* [Your instructions]: Give the entries again, word for word.
## BEGIN
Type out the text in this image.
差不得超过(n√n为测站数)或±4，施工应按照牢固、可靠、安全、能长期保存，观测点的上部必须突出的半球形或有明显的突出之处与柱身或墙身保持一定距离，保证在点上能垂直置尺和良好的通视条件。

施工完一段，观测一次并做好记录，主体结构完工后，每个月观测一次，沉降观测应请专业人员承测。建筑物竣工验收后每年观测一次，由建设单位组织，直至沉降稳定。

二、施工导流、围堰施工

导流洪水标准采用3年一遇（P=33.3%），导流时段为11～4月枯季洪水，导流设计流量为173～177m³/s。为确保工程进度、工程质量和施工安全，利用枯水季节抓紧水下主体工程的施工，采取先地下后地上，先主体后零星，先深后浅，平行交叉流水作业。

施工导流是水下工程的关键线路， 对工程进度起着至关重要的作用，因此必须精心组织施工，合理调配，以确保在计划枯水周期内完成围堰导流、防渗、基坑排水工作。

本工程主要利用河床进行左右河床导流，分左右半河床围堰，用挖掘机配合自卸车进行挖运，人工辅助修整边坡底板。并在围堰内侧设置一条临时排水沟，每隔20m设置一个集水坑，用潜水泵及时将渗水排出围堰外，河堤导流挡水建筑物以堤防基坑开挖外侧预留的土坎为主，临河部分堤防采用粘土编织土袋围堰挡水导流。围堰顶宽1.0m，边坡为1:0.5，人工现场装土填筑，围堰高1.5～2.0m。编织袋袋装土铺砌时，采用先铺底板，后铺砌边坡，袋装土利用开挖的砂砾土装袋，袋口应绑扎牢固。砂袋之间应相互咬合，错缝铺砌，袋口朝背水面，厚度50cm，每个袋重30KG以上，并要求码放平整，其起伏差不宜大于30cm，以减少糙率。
## END
* [Exercise response]:
Type out the text in this image.
差不得超过(n√n为测站数)或±4，施工应按照牢固、可靠、安全、能长期保存，观测点的上部必须突出的半球形或有明显的突出之处与柱身或墙身保持一定距离，保证在点上能垂直置尺和良好的通视条件。

施工完一段，观测一次并做好记录，主体结构完工后，每个月观测一次，沉降观测应请专业人员承测。建筑物竣工验收后每年观测一次，由建设单位组织，直至沉降稳定。

二、施工导流、围堰施工

导流洪水标准采用3年一遇（P=33.3%），导流时段为11～4月枯季洪水，导流设计流量为173～177m³/s。为确保工程进度、工程质量和施工安全，利用枯水季节抓紧水下主体工程的施工，采取先地下后地上，先主体后零星，先深后浅，平行交叉流水作业。

施工导流是水下工程的关键线路， 对工程进度起着至关重要的作用，因此必须精心组织施工，合理调配，以确保在计划枯水周期内完成围堰导流、防渗、基坑排水工作。

本工程主要利用河床进行左右河床导流，分左右半河床围堰，用挖掘机配合自卸车进行挖运，人工辅助修整边坡底板。并在围堰内侧设置一条临时排水沟，每隔20m设置一个集水坑，用潜水泵及时将渗水排出围堰外，河堤导流挡水建筑物以堤防基坑开挖外侧预留的土坎为主，临河部分堤防采用粘土编织土袋围堰挡水导流。围堰顶宽1.0m，边坡为1:0.5，人工现场装土填筑，围堰高1.5～2.0m。编织袋袋装土铺砌时，采用先铺底板，后铺砌边坡，袋装土利用开挖的砂砾土装袋，袋口应绑扎牢固。砂袋之间应相互咬合，错缝铺砌，袋口朝背水面，厚度50cm，每个袋重30KG以上，并要求码放平整，其起伏差不宜大于30cm，以减少糙率。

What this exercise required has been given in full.